### PROBLEM STATEMENT
Find every line in the records below that holds the word "series" and copy it.

### DATASET ROWS
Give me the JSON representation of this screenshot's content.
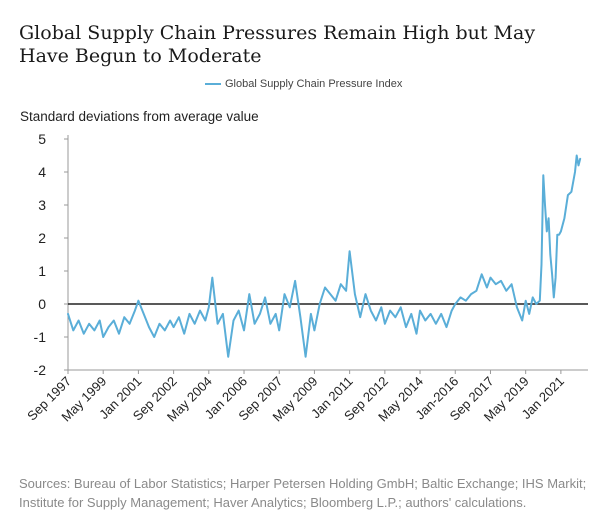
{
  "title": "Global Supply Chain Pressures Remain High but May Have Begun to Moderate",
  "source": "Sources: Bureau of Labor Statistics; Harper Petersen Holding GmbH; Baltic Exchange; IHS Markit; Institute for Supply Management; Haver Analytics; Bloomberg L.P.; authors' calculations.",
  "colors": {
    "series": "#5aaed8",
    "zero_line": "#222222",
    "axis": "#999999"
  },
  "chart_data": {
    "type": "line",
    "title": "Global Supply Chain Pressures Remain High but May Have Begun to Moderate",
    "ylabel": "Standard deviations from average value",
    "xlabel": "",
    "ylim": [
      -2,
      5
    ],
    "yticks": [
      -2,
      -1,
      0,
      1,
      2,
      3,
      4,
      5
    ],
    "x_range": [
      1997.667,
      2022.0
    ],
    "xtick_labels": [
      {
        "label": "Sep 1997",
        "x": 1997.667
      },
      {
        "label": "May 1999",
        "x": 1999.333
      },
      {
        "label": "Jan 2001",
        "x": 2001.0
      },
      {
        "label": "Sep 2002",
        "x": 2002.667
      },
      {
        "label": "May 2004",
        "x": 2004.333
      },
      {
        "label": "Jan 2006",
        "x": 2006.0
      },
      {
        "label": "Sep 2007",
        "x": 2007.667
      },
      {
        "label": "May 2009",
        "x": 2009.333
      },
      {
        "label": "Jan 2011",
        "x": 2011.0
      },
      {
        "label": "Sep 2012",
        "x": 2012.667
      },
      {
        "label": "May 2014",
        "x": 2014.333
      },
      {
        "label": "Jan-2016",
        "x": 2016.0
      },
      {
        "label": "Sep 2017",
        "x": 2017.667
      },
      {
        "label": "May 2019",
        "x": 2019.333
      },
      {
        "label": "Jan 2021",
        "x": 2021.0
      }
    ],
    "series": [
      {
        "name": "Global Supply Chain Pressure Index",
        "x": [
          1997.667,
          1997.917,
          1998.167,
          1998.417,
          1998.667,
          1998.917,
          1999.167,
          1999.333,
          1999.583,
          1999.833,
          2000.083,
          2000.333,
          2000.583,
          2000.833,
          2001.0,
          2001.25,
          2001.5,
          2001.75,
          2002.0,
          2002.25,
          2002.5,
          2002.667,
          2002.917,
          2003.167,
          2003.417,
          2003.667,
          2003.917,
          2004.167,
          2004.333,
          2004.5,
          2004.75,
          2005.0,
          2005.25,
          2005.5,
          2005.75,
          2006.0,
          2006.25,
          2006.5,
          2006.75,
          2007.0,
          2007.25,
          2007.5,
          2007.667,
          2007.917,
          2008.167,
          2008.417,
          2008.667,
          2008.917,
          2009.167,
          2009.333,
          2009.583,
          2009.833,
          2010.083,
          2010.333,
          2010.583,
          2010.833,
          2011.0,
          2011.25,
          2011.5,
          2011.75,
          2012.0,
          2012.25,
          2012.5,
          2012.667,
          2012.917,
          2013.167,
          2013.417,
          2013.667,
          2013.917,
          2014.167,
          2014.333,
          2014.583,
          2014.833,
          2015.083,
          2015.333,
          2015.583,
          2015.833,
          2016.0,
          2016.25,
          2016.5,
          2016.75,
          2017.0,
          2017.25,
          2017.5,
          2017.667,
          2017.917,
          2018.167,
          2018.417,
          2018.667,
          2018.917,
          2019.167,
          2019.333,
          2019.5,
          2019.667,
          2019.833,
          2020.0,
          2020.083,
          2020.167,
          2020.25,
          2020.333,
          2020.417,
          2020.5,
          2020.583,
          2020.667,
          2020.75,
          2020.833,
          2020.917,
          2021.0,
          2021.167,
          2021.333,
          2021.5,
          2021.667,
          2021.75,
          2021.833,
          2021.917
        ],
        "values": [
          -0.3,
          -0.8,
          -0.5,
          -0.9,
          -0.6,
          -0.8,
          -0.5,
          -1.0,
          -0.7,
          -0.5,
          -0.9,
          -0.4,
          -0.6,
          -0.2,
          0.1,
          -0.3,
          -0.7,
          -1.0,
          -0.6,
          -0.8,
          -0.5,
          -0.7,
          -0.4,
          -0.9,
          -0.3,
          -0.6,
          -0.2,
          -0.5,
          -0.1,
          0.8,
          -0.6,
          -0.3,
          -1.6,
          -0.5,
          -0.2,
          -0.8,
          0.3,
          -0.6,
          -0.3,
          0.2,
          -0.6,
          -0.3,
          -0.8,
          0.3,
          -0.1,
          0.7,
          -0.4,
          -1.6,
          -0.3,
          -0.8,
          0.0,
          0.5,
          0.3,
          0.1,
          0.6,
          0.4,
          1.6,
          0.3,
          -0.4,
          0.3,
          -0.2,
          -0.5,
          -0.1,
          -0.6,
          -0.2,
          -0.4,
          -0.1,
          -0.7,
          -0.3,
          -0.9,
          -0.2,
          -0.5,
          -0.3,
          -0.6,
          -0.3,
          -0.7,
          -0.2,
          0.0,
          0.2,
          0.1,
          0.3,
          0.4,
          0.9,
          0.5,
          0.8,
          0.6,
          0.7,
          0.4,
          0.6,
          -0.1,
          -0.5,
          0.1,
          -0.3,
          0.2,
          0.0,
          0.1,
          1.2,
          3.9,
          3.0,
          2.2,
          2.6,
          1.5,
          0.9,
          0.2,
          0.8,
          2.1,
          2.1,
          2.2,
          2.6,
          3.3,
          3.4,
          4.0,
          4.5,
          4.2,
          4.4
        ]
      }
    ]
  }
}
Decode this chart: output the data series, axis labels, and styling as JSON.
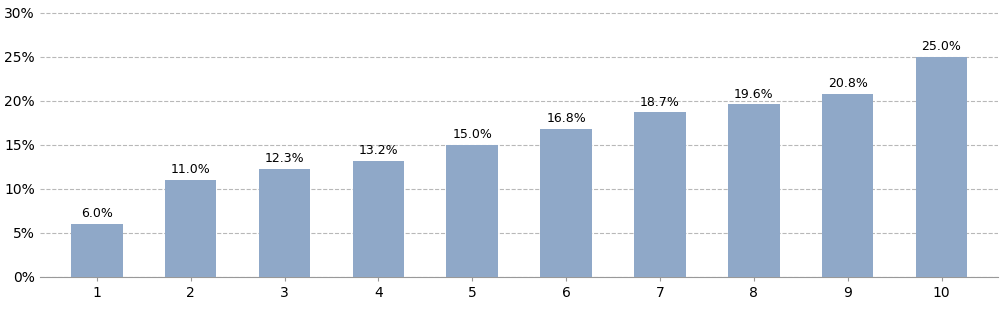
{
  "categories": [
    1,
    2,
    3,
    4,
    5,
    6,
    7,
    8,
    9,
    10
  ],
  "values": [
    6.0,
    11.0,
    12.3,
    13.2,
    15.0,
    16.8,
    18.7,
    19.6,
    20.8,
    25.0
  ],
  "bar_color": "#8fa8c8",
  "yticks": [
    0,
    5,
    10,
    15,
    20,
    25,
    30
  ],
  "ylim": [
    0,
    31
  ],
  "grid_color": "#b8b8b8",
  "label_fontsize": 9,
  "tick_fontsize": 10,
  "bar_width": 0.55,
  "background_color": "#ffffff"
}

### RESPONSE TO THIS TASK
    "series": "#5aaed8",
    "series": [
Decode this chart: output the data series, axis labels, and styling as JSON.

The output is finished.